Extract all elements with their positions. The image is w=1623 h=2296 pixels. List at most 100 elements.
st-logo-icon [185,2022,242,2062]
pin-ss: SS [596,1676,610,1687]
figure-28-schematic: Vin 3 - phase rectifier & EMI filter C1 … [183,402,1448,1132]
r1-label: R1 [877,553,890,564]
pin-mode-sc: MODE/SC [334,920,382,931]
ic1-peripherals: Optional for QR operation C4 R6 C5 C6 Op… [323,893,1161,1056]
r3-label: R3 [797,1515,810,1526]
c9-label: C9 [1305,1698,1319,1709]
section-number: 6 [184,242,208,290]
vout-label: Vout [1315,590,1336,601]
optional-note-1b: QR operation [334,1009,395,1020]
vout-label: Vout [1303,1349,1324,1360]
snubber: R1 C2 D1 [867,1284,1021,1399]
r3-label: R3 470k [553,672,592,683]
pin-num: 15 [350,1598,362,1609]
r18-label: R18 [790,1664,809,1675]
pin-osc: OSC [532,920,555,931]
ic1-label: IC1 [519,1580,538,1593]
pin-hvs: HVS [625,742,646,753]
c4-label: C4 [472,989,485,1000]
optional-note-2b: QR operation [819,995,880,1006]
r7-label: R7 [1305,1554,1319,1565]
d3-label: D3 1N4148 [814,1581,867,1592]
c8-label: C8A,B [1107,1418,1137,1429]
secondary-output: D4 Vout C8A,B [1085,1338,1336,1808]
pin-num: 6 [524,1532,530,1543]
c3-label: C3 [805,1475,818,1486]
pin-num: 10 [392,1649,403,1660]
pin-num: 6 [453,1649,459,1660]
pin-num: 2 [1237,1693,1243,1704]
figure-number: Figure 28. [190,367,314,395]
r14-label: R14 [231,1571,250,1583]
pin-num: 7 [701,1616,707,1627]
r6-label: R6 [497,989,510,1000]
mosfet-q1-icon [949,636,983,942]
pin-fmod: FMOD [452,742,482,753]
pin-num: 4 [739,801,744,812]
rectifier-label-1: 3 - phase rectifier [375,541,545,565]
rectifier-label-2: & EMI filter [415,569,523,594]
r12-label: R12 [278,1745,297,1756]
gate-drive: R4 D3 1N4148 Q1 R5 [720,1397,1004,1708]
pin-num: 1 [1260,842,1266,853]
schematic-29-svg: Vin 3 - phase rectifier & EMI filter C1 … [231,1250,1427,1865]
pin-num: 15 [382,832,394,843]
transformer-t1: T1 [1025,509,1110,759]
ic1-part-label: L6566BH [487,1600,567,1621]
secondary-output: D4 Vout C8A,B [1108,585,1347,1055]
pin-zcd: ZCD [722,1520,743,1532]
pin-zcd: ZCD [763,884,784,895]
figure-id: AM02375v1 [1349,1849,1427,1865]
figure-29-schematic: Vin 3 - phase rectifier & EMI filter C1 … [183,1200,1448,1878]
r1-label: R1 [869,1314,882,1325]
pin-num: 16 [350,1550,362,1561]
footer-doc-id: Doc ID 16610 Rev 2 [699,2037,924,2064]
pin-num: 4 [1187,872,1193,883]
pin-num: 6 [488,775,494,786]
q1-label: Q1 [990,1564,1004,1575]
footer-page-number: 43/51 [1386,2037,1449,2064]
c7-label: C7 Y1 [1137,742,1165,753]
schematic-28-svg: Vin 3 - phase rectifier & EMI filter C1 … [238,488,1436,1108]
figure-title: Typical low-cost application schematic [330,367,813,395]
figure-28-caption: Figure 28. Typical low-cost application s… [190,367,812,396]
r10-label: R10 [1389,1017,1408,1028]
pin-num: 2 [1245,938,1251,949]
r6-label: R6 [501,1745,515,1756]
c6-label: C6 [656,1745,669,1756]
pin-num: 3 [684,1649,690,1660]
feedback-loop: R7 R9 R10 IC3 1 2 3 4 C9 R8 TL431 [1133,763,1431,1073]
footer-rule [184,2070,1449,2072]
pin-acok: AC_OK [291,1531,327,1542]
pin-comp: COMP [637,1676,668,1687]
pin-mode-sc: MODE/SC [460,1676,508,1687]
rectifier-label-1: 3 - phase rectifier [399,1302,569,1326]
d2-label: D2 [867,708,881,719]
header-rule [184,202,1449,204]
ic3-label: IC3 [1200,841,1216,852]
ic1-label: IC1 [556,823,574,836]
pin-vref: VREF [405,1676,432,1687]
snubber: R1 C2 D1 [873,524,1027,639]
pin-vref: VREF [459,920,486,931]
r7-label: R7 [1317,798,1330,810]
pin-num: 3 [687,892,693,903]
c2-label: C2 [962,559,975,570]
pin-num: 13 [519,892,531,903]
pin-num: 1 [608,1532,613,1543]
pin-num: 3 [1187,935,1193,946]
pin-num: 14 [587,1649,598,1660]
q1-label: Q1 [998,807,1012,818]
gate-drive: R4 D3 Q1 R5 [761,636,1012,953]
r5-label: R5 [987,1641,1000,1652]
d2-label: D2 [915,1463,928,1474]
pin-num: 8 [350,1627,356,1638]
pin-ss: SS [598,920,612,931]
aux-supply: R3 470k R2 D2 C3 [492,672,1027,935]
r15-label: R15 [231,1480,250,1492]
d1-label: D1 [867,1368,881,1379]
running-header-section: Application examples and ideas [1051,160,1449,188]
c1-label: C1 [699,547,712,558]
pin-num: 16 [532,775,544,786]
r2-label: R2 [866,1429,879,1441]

---*---

Repeat all of the rows above verbatim, keeping every character and the original order unchanged.

Extract all elements with their positions. The image is w=1623 h=2296 pixels. List at most 100 elements.
st-logo-icon [185,2022,242,2062]
pin-ss: SS [596,1676,610,1687]
figure-28-schematic: Vin 3 - phase rectifier & EMI filter C1 … [183,402,1448,1132]
r1-label: R1 [877,553,890,564]
pin-mode-sc: MODE/SC [334,920,382,931]
ic1-peripherals: Optional for QR operation C4 R6 C5 C6 Op… [323,893,1161,1056]
r3-label: R3 [797,1515,810,1526]
c9-label: C9 [1305,1698,1319,1709]
section-number: 6 [184,242,208,290]
vout-label: Vout [1315,590,1336,601]
optional-note-1b: QR operation [334,1009,395,1020]
vout-label: Vout [1303,1349,1324,1360]
snubber: R1 C2 D1 [867,1284,1021,1399]
r3-label: R3 470k [553,672,592,683]
pin-num: 15 [350,1598,362,1609]
r18-label: R18 [790,1664,809,1675]
pin-osc: OSC [532,920,555,931]
ic1-label: IC1 [519,1580,538,1593]
pin-hvs: HVS [625,742,646,753]
c4-label: C4 [472,989,485,1000]
optional-note-2b: QR operation [819,995,880,1006]
r7-label: R7 [1305,1554,1319,1565]
d3-label: D3 1N4148 [814,1581,867,1592]
c8-label: C8A,B [1107,1418,1137,1429]
secondary-output: D4 Vout C8A,B [1085,1338,1336,1808]
pin-num: 6 [524,1532,530,1543]
c3-label: C3 [805,1475,818,1486]
pin-num: 10 [392,1649,403,1660]
pin-num: 6 [453,1649,459,1660]
pin-num: 2 [1237,1693,1243,1704]
figure-number: Figure 28. [190,367,314,395]
r14-label: R14 [231,1571,250,1583]
pin-num: 7 [701,1616,707,1627]
r6-label: R6 [497,989,510,1000]
mosfet-q1-icon [949,636,983,942]
pin-fmod: FMOD [452,742,482,753]
pin-num: 4 [739,801,744,812]
rectifier-label-1: 3 - phase rectifier [375,541,545,565]
rectifier-label-2: & EMI filter [415,569,523,594]
r12-label: R12 [278,1745,297,1756]
gate-drive: R4 D3 1N4148 Q1 R5 [720,1397,1004,1708]
pin-num: 1 [1260,842,1266,853]
schematic-29-svg: Vin 3 - phase rectifier & EMI filter C1 … [231,1250,1427,1865]
pin-num: 15 [382,832,394,843]
transformer-t1: T1 [1025,509,1110,759]
ic1-part-label: L6566BH [487,1600,567,1621]
secondary-output: D4 Vout C8A,B [1108,585,1347,1055]
pin-zcd: ZCD [722,1520,743,1532]
pin-zcd: ZCD [763,884,784,895]
figure-id: AM02375v1 [1349,1849,1427,1865]
figure-29-schematic: Vin 3 - phase rectifier & EMI filter C1 … [183,1200,1448,1878]
r1-label: R1 [869,1314,882,1325]
pin-num: 16 [350,1550,362,1561]
footer-doc-id: Doc ID 16610 Rev 2 [699,2037,924,2064]
pin-num: 4 [1187,872,1193,883]
pin-num: 6 [488,775,494,786]
q1-label: Q1 [990,1564,1004,1575]
footer-page-number: 43/51 [1386,2037,1449,2064]
c7-label: C7 Y1 [1137,742,1165,753]
schematic-28-svg: Vin 3 - phase rectifier & EMI filter C1 … [238,488,1436,1108]
figure-title: Typical low-cost application schematic [330,367,813,395]
figure-28-caption: Figure 28. Typical low-cost application s… [190,367,812,396]
r10-label: R10 [1389,1017,1408,1028]
pin-num: 2 [1245,938,1251,949]
r6-label: R6 [501,1745,515,1756]
c6-label: C6 [656,1745,669,1756]
pin-num: 3 [684,1649,690,1660]
feedback-loop: R7 R9 R10 IC3 1 2 3 4 C9 R8 TL431 [1133,763,1431,1073]
footer-rule [184,2070,1449,2072]
pin-acok: AC_OK [291,1531,327,1542]
pin-comp: COMP [637,1676,668,1687]
pin-mode-sc: MODE/SC [460,1676,508,1687]
rectifier-label-1: 3 - phase rectifier [399,1302,569,1326]
d2-label: D2 [867,708,881,719]
header-rule [184,202,1449,204]
ic3-label: IC3 [1200,841,1216,852]
ic1-label: IC1 [556,823,574,836]
pin-vref: VREF [405,1676,432,1687]
snubber: R1 C2 D1 [873,524,1027,639]
pin-vref: VREF [459,920,486,931]
r7-label: R7 [1317,798,1330,810]
pin-num: 3 [687,892,693,903]
c2-label: C2 [962,559,975,570]
pin-num: 13 [519,892,531,903]
pin-num: 1 [608,1532,613,1543]
pin-num: 3 [1187,935,1193,946]
pin-num: 14 [587,1649,598,1660]
q1-label: Q1 [998,807,1012,818]
gate-drive: R4 D3 Q1 R5 [761,636,1012,953]
r5-label: R5 [987,1641,1000,1652]
d2-label: D2 [915,1463,928,1474]
pin-num: 8 [350,1627,356,1638]
pin-ss: SS [598,920,612,931]
aux-supply: R3 470k R2 D2 C3 [492,672,1027,935]
r15-label: R15 [231,1480,250,1492]
d1-label: D1 [867,1368,881,1379]
running-header-section: Application examples and ideas [1051,160,1449,188]
c1-label: C1 [699,547,712,558]
pin-num: 16 [532,775,544,786]
r2-label: R2 [866,1429,879,1441]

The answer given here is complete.